* BEGIN Input material *

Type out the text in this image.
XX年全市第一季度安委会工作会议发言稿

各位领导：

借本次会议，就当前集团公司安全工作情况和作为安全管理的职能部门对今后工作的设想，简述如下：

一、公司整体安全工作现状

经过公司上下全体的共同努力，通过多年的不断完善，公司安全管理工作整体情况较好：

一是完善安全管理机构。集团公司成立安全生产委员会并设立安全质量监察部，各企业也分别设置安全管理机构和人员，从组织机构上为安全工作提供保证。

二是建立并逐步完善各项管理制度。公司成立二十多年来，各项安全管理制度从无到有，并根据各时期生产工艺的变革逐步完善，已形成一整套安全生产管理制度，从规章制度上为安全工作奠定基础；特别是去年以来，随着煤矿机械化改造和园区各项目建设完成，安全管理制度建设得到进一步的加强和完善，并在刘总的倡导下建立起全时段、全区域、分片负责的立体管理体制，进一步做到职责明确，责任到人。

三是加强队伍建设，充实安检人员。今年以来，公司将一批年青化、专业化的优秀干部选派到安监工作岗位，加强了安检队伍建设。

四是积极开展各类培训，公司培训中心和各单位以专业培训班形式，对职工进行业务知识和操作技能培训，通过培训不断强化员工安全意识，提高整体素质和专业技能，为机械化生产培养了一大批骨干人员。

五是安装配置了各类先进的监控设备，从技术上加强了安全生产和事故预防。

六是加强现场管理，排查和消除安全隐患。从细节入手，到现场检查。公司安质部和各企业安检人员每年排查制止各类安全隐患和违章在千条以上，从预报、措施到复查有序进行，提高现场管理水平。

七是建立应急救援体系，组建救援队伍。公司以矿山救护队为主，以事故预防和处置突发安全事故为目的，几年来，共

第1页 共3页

* END Input material *

--- Written problem ---
Your task is to print all of the records exactly.

--- Task result ---
Type out the text in this image.
XX年全市第一季度安委会工作会议发言稿

各位领导：

借本次会议，就当前集团公司安全工作情况和作为安全管理的职能部门对今后工作的设想，简述如下：

一、公司整体安全工作现状

经过公司上下全体的共同努力，通过多年的不断完善，公司安全管理工作整体情况较好：

一是完善安全管理机构。集团公司成立安全生产委员会并设立安全质量监察部，各企业也分别设置安全管理机构和人员，从组织机构上为安全工作提供保证。

二是建立并逐步完善各项管理制度。公司成立二十多年来，各项安全管理制度从无到有，并根据各时期生产工艺的变革逐步完善，已形成一整套安全生产管理制度，从规章制度上为安全工作奠定基础；特别是去年以来，随着煤矿机械化改造和园区各项目建设完成，安全管理制度建设得到进一步的加强和完善，并在刘总的倡导下建立起全时段、全区域、分片负责的立体管理体制，进一步做到职责明确，责任到人。

三是加强队伍建设，充实安检人员。今年以来，公司将一批年青化、专业化的优秀干部选派到安监工作岗位，加强了安检队伍建设。

四是积极开展各类培训，公司培训中心和各单位以专业培训班形式，对职工进行业务知识和操作技能培训，通过培训不断强化员工安全意识，提高整体素质和专业技能，为机械化生产培养了一大批骨干人员。

五是安装配置了各类先进的监控设备，从技术上加强了安全生产和事故预防。

六是加强现场管理，排查和消除安全隐患。从细节入手，到现场检查。公司安质部和各企业安检人员每年排查制止各类安全隐患和违章在千条以上，从预报、措施到复查有序进行，提高现场管理水平。

七是建立应急救援体系，组建救援队伍。公司以矿山救护队为主，以事故预防和处置突发安全事故为目的，几年来，共

第1页 共3页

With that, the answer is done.